**INPUT FOR THIS TASK**

══════

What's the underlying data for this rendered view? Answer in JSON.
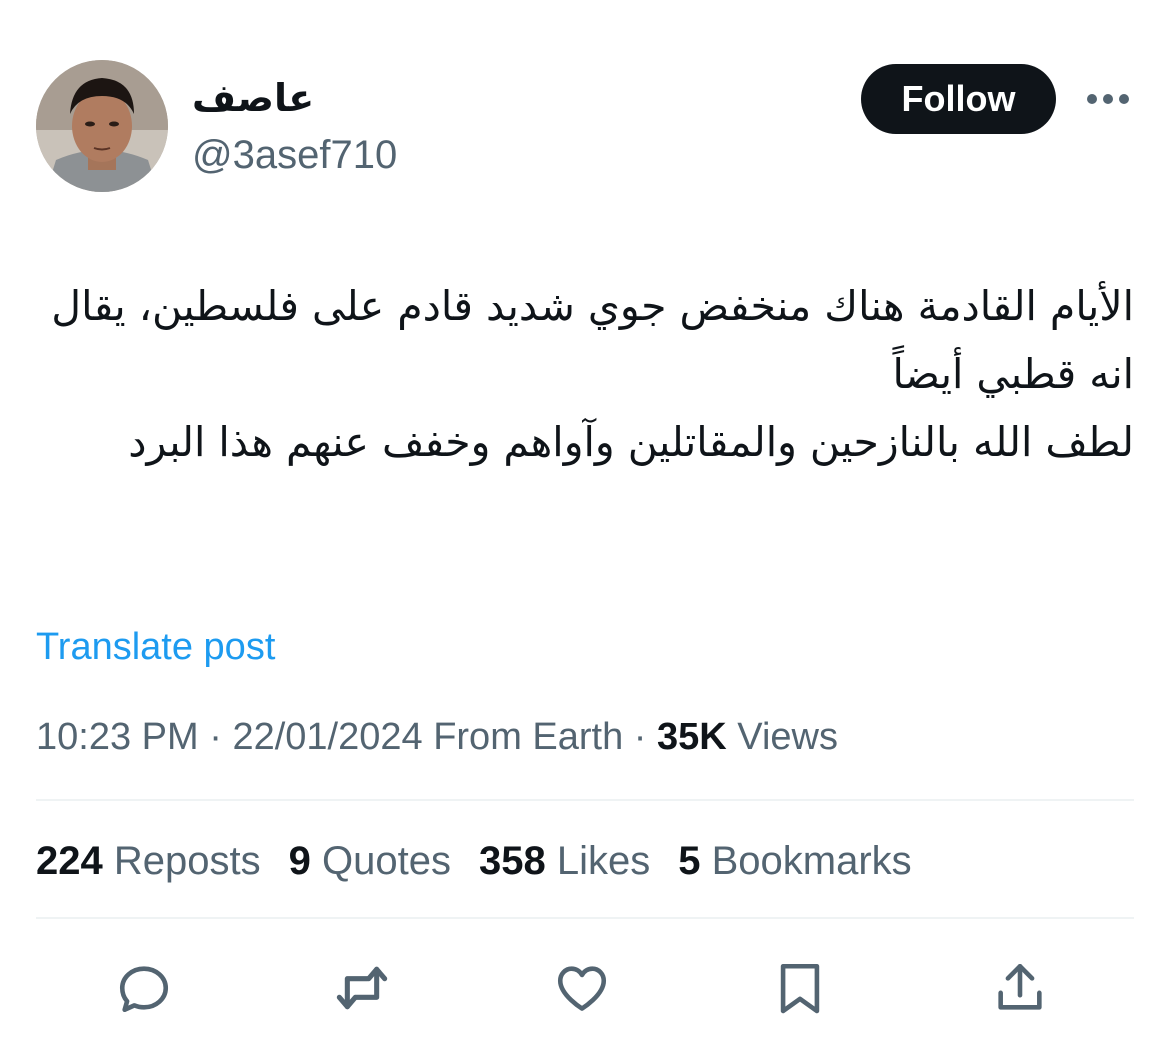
{
  "author": {
    "display_name": "عاصف",
    "handle": "@3asef710"
  },
  "follow_label": "Follow",
  "tweet": {
    "text": "الأيام القادمة هناك منخفض جوي شديد قادم على فلسطين، يقال انه قطبي أيضاً\nلطف الله بالنازحين والمقاتلين وآواهم وخفف عنهم هذا البرد"
  },
  "translate_label": "Translate post",
  "meta": {
    "time": "10:23 PM",
    "date": "22/01/2024",
    "source": "From Earth",
    "views_count": "35K",
    "views_label": "Views"
  },
  "stats": {
    "reposts_count": "224",
    "reposts_label": "Reposts",
    "quotes_count": "9",
    "quotes_label": "Quotes",
    "likes_count": "358",
    "likes_label": "Likes",
    "bookmarks_count": "5",
    "bookmarks_label": "Bookmarks"
  },
  "actions": [
    "reply-icon",
    "repost-icon",
    "like-icon",
    "bookmark-icon",
    "share-icon"
  ],
  "colors": {
    "text_primary": "#0f1419",
    "text_secondary": "#536471",
    "link": "#1d9bf0",
    "divider": "#eff3f4"
  }
}
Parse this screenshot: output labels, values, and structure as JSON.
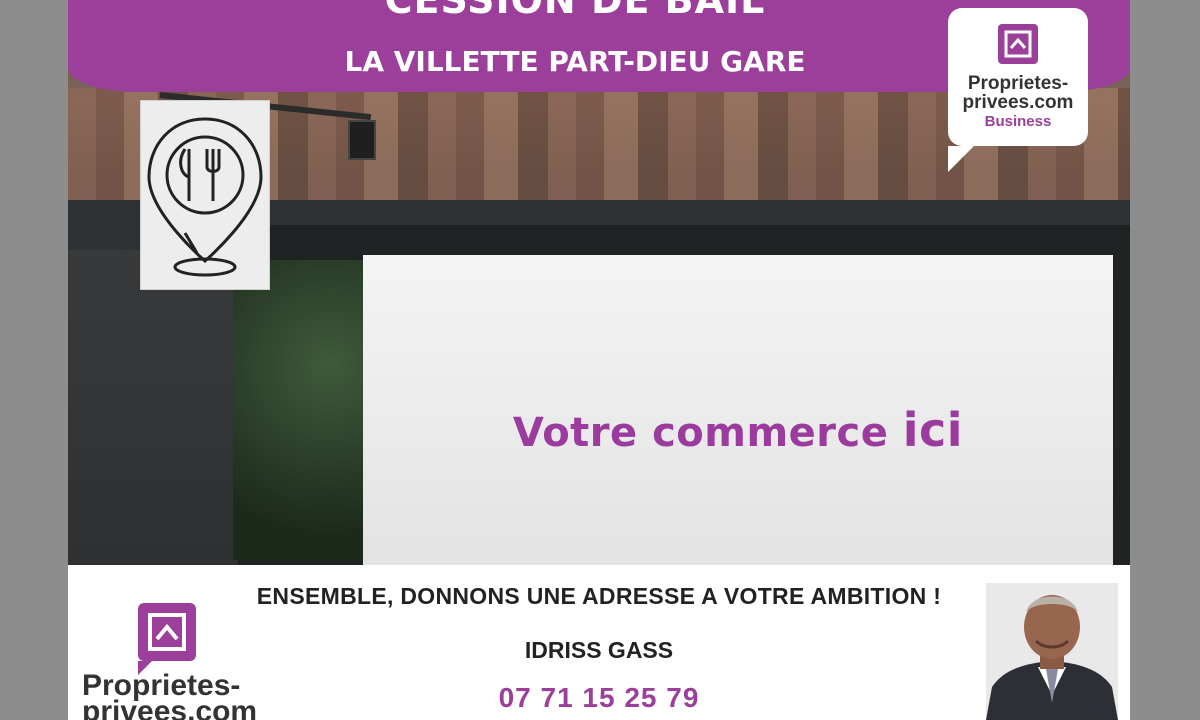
{
  "banner": {
    "title": "CESSION DE BAIL",
    "subtitle": "LA VILLETTE PART-DIEU GARE"
  },
  "brand_logo": {
    "line1": "Proprietes-",
    "line2": "privees.com",
    "line3": "Business",
    "icon": "house-frame-icon"
  },
  "sign": {
    "icon": "restaurant-pin-icon"
  },
  "storefront": {
    "text_main": "Votre commerce",
    "text_emph": "ici"
  },
  "footer": {
    "slogan": "ENSEMBLE, DONNONS UNE ADRESSE A VOTRE AMBITION !",
    "agent_name": "IDRISS GASS",
    "phone": "07 71 15 25 79",
    "logo_line1": "Proprietes-",
    "logo_line2": "privees.com",
    "logo_icon": "house-frame-icon",
    "photo": "agent-portrait"
  },
  "colors": {
    "brand_purple": "#9b3f9b",
    "text_dark": "#222222",
    "white": "#ffffff"
  }
}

══════

**OBJECTIVE**
Return each line from the material above exactly, but not the pictures.

**OUTPUT**
What's the underlying data for this rendered view? Answer in JSON.
{
  "author": {
    "display_name": "عاصف",
    "handle": "@3asef710"
  },
  "follow_label": "Follow",
  "tweet": {
    "text": "الأيام القادمة هناك منخفض جوي شديد قادم على فلسطين، يقال انه قطبي أيضاً\nلطف الله بالنازحين والمقاتلين وآواهم وخفف عنهم هذا البرد"
  },
  "translate_label": "Translate post",
  "meta": {
    "time": "10:23 PM",
    "date": "22/01/2024",
    "source": "From Earth",
    "views_count": "35K",
    "views_label": "Views"
  },
  "stats": {
    "reposts_count": "224",
    "reposts_label": "Reposts",
    "quotes_count": "9",
    "quotes_label": "Quotes",
    "likes_count": "358",
    "likes_label": "Likes",
    "bookmarks_count": "5",
    "bookmarks_label": "Bookmarks"
  },
  "actions": [
    "reply-icon",
    "repost-icon",
    "like-icon",
    "bookmark-icon",
    "share-icon"
  ],
  "colors": {
    "text_primary": "#0f1419",
    "text_secondary": "#536471",
    "link": "#1d9bf0",
    "divider": "#eff3f4"
  }
}
Parse this screenshot: output labels, values, and structure as JSON.
{
  "banner": {
    "title": "CESSION DE BAIL",
    "subtitle": "LA VILLETTE PART-DIEU GARE"
  },
  "brand_logo": {
    "line1": "Proprietes-",
    "line2": "privees.com",
    "line3": "Business",
    "icon": "house-frame-icon"
  },
  "sign": {
    "icon": "restaurant-pin-icon"
  },
  "storefront": {
    "text_main": "Votre commerce",
    "text_emph": "ici"
  },
  "footer": {
    "slogan": "ENSEMBLE, DONNONS UNE ADRESSE A VOTRE AMBITION !",
    "agent_name": "IDRISS GASS",
    "phone": "07 71 15 25 79",
    "logo_line1": "Proprietes-",
    "logo_line2": "privees.com",
    "logo_icon": "house-frame-icon",
    "photo": "agent-portrait"
  },
  "colors": {
    "brand_purple": "#9b3f9b",
    "text_dark": "#222222",
    "white": "#ffffff"
  }
}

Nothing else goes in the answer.